§ Texte source
______________________________

Lorsque la mémoire nous revient, on comprend immédiatement pourquoi on avait oublié. On ne peut pas vivre avec un tel degré d’horreur. Tant que la victime est au contact de son bourreau, même si les maltraitances ont cessé ou se sont transformées, alors tout se met en place pour que la victime puisse survivre : déni, anesthésie mentale, amnésie totale. Mais ce n’est que de la survie… jusqu’au jour où ce n’est plus possible… alors à quand la vie ?

À quand ? Après s’être tournée vers la justice ? La justice paraît en effet le seul recours lorsqu’il y a un tel déni, une telle force de résistance des bourreaux ou de l’entourage. Faire un procès demande de la force, de l’énergie et du courage. Il faut des preuves aussi. Et dans le cas de l’inceste maternel, cela paraît plus compliqué encore… sans compter les préjugés sociaux et genrés qui font de la mère quelqu’un d’intouchable. Il faut de la force et du temps et j’ai envie de consacrer ce temps à aimer ma fille plutôt qu’à combattre ma mère, même si j’ai besoin d’être reconnue en tant que victime et qu’elle soit condamnée en tant que bourreau. Ma fille a besoin d’une mère disponible, qui tient debout, qui soit un tant soit peu équilibrée, et qui soit aimante. Le récent recours en justice, ne concernant pas directement les abus dont j’ai souffert mais la demande de prise en charge sociale et médicale de ma mère ainsi qu’un diagnostic psychiatrique a fini de me décourager : l’affaire a été classée sans suite faute de preuves, les témoignages du reste de la famille ne m’ayant pas donné raison… dans de telles conditions, difficile de retrouver espoir et courage pour mon cas personnel.

______________________________

§ Entrées fournies
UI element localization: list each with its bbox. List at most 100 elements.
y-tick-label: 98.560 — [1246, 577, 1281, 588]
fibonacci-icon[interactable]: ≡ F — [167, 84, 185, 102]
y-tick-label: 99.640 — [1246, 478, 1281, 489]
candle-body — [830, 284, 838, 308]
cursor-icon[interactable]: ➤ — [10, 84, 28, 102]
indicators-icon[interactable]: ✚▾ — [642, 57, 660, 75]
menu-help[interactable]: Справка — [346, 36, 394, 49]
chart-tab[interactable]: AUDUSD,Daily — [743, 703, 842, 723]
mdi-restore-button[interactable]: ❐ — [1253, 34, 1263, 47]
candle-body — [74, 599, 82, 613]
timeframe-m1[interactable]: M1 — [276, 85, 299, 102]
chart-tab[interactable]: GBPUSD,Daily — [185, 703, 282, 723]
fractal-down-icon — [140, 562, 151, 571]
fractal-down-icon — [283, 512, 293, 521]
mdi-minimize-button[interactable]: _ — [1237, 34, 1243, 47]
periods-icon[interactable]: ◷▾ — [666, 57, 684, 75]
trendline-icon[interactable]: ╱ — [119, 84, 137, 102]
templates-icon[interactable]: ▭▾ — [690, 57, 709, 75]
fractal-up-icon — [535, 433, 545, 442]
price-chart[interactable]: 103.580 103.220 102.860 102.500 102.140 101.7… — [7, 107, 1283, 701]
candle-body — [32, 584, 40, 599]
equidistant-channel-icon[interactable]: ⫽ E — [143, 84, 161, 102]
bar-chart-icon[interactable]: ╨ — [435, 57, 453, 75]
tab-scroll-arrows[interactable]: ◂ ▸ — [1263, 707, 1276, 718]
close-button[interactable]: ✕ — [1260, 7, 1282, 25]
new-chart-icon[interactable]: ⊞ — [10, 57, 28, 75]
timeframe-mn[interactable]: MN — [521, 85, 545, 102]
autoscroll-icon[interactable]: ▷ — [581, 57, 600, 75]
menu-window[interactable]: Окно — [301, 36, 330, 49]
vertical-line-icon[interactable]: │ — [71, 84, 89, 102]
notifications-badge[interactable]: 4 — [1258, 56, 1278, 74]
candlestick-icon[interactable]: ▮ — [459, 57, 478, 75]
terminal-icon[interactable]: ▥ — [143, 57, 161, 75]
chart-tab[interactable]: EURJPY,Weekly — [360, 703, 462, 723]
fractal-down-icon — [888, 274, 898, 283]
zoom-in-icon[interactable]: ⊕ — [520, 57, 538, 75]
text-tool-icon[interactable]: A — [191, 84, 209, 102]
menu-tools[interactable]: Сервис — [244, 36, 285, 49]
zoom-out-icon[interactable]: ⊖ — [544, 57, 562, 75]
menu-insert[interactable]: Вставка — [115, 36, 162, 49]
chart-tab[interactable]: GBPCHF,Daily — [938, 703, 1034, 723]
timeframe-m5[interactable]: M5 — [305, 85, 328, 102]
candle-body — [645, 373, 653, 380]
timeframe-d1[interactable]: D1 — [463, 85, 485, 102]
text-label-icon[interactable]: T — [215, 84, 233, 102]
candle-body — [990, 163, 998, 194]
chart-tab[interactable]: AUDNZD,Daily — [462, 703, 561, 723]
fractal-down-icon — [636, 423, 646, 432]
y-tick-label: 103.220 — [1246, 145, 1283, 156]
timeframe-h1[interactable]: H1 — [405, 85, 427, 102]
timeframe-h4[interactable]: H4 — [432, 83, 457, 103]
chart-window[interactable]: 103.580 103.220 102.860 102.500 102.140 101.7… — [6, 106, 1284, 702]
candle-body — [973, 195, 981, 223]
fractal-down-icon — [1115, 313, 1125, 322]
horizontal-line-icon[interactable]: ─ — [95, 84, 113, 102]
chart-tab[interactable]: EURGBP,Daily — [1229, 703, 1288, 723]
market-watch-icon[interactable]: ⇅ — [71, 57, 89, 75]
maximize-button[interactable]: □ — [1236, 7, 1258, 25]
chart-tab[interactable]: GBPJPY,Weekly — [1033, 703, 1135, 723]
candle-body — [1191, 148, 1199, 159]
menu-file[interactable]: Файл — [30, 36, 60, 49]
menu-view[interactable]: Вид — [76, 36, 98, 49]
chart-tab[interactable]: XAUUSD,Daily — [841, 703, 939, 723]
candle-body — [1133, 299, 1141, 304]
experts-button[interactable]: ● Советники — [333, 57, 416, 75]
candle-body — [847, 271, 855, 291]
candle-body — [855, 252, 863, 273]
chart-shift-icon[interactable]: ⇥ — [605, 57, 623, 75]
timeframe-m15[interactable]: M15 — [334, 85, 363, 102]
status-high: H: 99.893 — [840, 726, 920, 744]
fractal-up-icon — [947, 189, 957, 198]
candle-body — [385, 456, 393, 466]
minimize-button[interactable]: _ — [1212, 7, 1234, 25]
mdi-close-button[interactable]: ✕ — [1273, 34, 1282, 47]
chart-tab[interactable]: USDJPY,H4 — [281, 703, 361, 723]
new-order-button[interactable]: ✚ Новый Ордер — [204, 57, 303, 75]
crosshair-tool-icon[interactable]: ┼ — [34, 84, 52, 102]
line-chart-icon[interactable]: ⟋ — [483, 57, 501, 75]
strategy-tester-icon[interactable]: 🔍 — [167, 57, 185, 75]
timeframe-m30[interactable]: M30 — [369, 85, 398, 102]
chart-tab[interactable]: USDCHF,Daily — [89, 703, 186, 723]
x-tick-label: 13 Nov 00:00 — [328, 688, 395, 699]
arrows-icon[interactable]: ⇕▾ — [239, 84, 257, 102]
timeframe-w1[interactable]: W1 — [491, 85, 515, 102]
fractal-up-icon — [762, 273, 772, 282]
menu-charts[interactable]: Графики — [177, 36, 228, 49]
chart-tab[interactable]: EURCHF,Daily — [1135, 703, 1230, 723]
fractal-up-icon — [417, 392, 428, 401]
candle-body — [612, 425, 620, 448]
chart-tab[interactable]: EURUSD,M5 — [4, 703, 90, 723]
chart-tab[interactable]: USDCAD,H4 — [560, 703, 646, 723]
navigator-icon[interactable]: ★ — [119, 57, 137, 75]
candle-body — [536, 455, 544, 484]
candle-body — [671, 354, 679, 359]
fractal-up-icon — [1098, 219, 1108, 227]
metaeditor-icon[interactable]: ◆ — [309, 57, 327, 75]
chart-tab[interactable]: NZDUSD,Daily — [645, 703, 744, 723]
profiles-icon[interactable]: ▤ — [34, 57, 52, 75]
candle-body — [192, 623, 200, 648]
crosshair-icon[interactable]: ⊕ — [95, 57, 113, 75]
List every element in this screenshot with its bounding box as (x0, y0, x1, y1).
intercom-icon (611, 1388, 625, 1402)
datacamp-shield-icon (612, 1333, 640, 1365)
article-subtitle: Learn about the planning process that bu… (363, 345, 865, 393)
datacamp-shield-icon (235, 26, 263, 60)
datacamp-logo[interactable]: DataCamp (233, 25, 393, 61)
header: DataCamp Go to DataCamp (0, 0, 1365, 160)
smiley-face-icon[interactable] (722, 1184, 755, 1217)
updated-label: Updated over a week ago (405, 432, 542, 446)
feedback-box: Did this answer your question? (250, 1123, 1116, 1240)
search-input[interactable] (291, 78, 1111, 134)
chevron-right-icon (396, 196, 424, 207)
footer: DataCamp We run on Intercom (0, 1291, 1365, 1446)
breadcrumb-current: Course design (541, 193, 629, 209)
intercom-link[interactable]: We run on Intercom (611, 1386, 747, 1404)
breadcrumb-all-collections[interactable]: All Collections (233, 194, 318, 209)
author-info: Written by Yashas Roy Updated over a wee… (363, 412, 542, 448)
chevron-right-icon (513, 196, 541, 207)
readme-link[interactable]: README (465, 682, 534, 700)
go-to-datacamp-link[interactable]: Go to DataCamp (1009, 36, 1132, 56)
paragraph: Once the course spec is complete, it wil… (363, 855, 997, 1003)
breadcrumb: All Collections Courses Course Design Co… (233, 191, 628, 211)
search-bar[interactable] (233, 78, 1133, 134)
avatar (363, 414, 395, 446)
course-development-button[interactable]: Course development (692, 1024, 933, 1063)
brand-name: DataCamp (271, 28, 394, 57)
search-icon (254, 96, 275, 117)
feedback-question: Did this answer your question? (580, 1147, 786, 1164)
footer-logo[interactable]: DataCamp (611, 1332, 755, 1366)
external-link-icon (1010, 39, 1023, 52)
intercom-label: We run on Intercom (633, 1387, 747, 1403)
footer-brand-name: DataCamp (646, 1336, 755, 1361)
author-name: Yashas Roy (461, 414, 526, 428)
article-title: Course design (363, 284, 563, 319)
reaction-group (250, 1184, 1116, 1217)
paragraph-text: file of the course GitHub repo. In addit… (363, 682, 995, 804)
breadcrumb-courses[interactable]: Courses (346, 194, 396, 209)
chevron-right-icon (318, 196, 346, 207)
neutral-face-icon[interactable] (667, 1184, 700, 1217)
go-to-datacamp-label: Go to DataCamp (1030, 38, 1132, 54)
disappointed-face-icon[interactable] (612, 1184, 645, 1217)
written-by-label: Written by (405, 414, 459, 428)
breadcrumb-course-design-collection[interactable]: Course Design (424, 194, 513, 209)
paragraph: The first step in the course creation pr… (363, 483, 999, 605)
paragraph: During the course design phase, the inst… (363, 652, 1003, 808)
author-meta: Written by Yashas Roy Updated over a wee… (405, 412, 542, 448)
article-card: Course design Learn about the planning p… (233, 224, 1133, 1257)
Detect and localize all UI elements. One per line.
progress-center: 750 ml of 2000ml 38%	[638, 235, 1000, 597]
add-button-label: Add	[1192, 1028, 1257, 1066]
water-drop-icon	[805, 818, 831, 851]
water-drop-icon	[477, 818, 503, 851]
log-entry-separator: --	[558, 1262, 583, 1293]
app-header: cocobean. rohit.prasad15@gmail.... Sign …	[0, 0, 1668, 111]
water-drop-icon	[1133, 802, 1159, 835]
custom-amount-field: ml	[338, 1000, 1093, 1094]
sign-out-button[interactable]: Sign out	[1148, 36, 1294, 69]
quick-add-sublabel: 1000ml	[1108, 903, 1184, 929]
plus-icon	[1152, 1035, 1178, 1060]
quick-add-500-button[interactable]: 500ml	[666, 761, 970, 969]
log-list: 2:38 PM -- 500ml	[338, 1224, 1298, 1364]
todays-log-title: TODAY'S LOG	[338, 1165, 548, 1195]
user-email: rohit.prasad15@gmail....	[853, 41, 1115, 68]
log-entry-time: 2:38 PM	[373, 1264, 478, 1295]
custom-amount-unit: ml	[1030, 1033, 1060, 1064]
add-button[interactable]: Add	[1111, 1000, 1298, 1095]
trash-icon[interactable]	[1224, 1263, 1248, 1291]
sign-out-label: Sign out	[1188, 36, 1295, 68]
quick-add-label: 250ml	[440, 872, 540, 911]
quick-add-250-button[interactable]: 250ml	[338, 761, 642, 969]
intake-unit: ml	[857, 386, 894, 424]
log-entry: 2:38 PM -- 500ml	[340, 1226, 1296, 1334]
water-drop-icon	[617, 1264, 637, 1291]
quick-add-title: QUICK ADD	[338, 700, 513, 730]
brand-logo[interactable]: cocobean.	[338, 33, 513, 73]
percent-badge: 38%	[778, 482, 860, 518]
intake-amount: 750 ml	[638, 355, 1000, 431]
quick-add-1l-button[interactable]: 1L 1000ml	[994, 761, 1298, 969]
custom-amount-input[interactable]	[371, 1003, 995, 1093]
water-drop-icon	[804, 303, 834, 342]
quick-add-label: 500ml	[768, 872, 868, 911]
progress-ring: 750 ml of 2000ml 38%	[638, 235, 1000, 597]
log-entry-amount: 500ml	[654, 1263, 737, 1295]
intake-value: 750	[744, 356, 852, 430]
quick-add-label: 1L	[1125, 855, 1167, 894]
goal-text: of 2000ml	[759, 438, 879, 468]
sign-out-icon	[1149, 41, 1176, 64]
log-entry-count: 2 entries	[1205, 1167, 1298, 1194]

______________________________

§ Mise en pratique
a) Citez le passage du témoignage sur l'inceste maternel qui commence par « Lorsque la mémoire » et se poursuit jusqu'à « quand la vie ? ».
b) Prolongez le témoignage sur l'inceste maternel au-delà de sa dernière phrase.

§ Corrigé de l'exercice
a)
Lorsque la mémoire nous revient, on comprend immédiatement pourquoi on avait oublié. On ne peut pas vivre avec un tel degré d’horreur. Tant que la victime est au contact de son bourreau, même si les maltraitances ont cessé ou se sont transformées, alors tout se met en place pour que la victime puisse survivre : déni, anesthésie mentale, amnésie totale. Mais ce n’est que de la survie… jusqu’au jour où ce n’est plus possible… alors à quand la vie ?

b)
Le seul espoir est que je puisse encore bénéficier d’un peu de temps et pour cela il faudrait que les crimes et abus sexuels sur mineur, il faudrait que l’inceste envers les enfants soient rendus imprescriptibles. Il existe une pétition déposée au Sénat pour demander la révision de la loi*. Malheureusement, elle n’a pas atteint le nombre de signatures nécessaires. J’espère de tout cœur que d’autres démarches iront dans ce sens et que nous finirons par obtenir gain de cause. S’il me reste un peu d’espoir, c’est sans doute de ce côté-là et c’est sans doute du côté des personnes comme vous qui osent briser la loi du silence.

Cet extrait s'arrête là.